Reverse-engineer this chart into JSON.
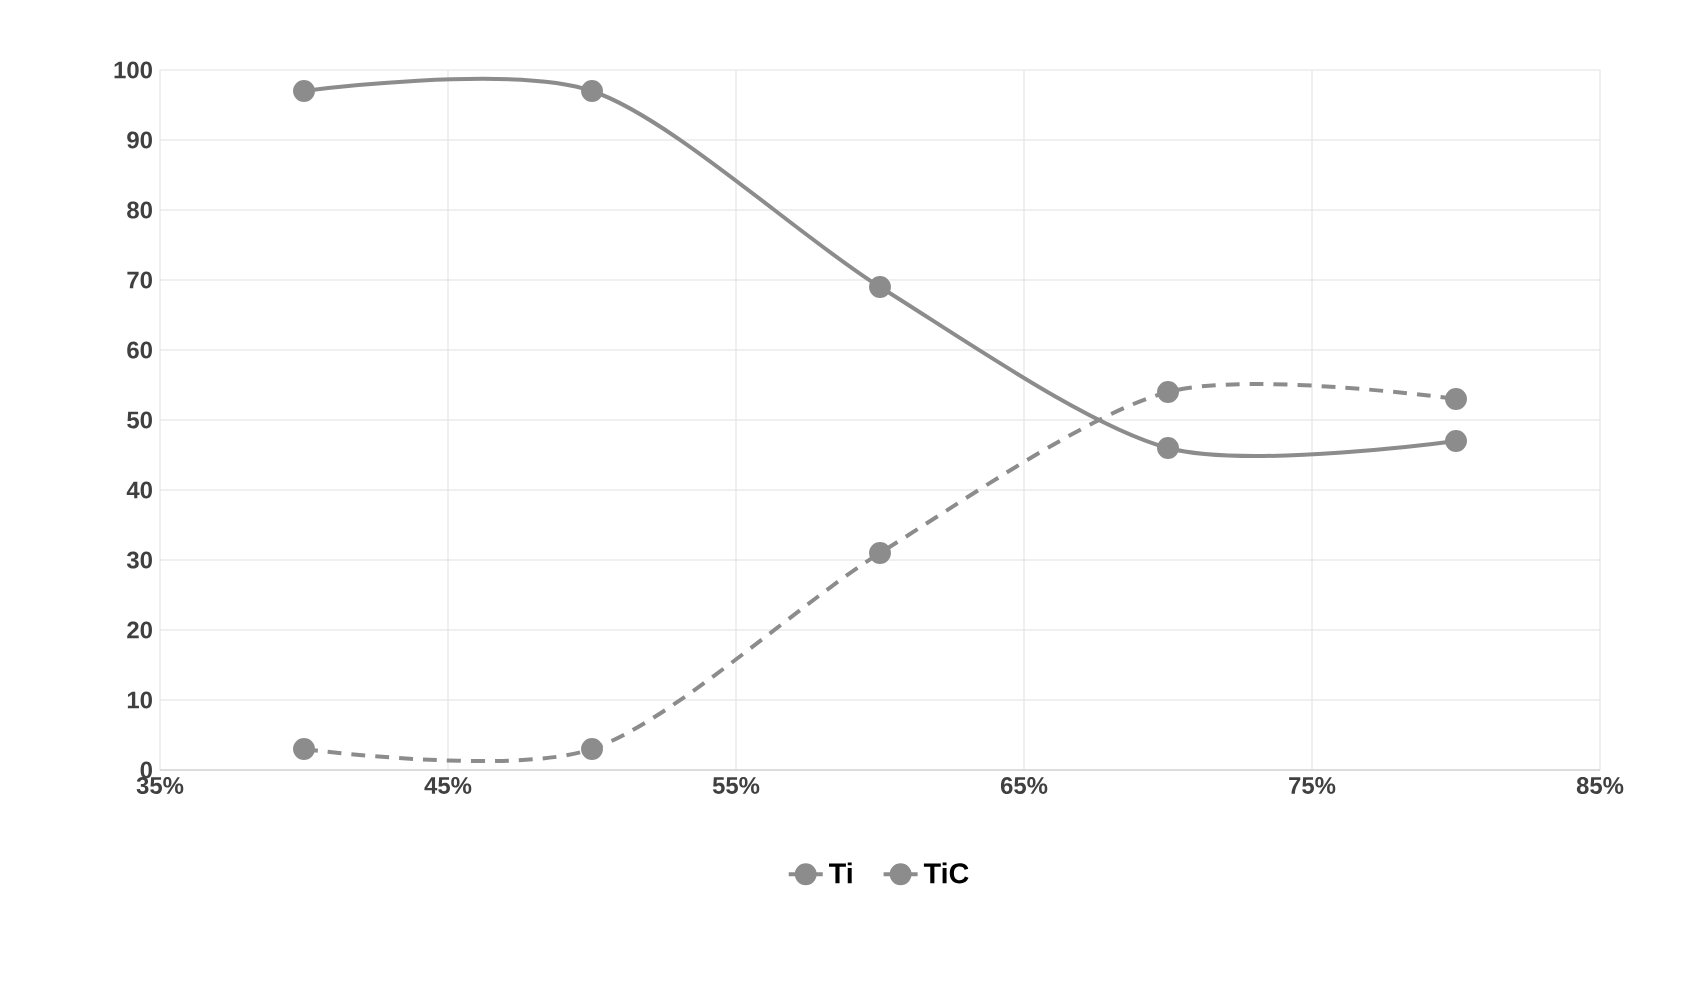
{
  "chart_data": {
    "type": "line",
    "x": [
      40,
      50,
      60,
      70,
      80
    ],
    "series": [
      {
        "name": "Ti",
        "color": "#8c8c8c",
        "values": [
          3,
          3,
          31,
          54,
          53
        ],
        "line_style": "dashed"
      },
      {
        "name": "TiC",
        "color": "#8c8c8c",
        "values": [
          97,
          97,
          69,
          46,
          47
        ],
        "line_style": "solid"
      }
    ],
    "xlim": [
      35,
      85
    ],
    "xticks": [
      {
        "value": 35,
        "label": "35%"
      },
      {
        "value": 45,
        "label": "45%"
      },
      {
        "value": 55,
        "label": "55%"
      },
      {
        "value": 65,
        "label": "65%"
      },
      {
        "value": 75,
        "label": "75%"
      },
      {
        "value": 85,
        "label": "85%"
      }
    ],
    "ylim": [
      0,
      100
    ],
    "yticks": [
      0,
      10,
      20,
      30,
      40,
      50,
      60,
      70,
      80,
      90,
      100
    ],
    "grid": true,
    "legend": "bottom",
    "marker": "circle"
  }
}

○ ○ ○ ○ ○

# Problem requirements
Transcribe the records above exactly, leaving out every picture.

# Worked answer
Reverse-engineer this chart into JSON.
{
  "chart_data": {
    "type": "line",
    "x": [
      40,
      50,
      60,
      70,
      80
    ],
    "series": [
      {
        "name": "Ti",
        "color": "#8c8c8c",
        "values": [
          3,
          3,
          31,
          54,
          53
        ],
        "line_style": "dashed"
      },
      {
        "name": "TiC",
        "color": "#8c8c8c",
        "values": [
          97,
          97,
          69,
          46,
          47
        ],
        "line_style": "solid"
      }
    ],
    "xlim": [
      35,
      85
    ],
    "xticks": [
      {
        "value": 35,
        "label": "35%"
      },
      {
        "value": 45,
        "label": "45%"
      },
      {
        "value": 55,
        "label": "55%"
      },
      {
        "value": 65,
        "label": "65%"
      },
      {
        "value": 75,
        "label": "75%"
      },
      {
        "value": 85,
        "label": "85%"
      }
    ],
    "ylim": [
      0,
      100
    ],
    "yticks": [
      0,
      10,
      20,
      30,
      40,
      50,
      60,
      70,
      80,
      90,
      100
    ],
    "grid": true,
    "legend": "bottom",
    "marker": "circle"
  }
}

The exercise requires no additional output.